▶ **Aim**
Look for "thee" in the listing below. Gather each line that contains it.
···
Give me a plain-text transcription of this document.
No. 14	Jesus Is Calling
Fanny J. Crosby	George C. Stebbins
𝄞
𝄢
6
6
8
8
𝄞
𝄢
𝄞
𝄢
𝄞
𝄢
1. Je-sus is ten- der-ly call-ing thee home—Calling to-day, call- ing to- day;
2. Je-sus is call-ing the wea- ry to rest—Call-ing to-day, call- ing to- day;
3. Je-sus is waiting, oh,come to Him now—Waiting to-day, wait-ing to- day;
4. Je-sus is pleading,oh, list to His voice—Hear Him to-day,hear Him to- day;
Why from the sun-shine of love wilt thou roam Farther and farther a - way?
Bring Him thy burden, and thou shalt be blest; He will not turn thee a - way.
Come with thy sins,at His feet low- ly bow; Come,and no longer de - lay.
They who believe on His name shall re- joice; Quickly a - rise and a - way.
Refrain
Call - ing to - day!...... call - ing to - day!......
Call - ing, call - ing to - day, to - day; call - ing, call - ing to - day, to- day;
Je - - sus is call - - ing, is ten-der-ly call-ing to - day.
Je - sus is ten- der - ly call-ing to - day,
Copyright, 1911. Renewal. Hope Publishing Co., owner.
···
▶ **Problem solution**
1. Je-sus is ten- der-ly call-ing thee home—Calling to-day, call- ing to- day;
Bring Him thy burden, and thou shalt be blest; He will not turn thee a - way.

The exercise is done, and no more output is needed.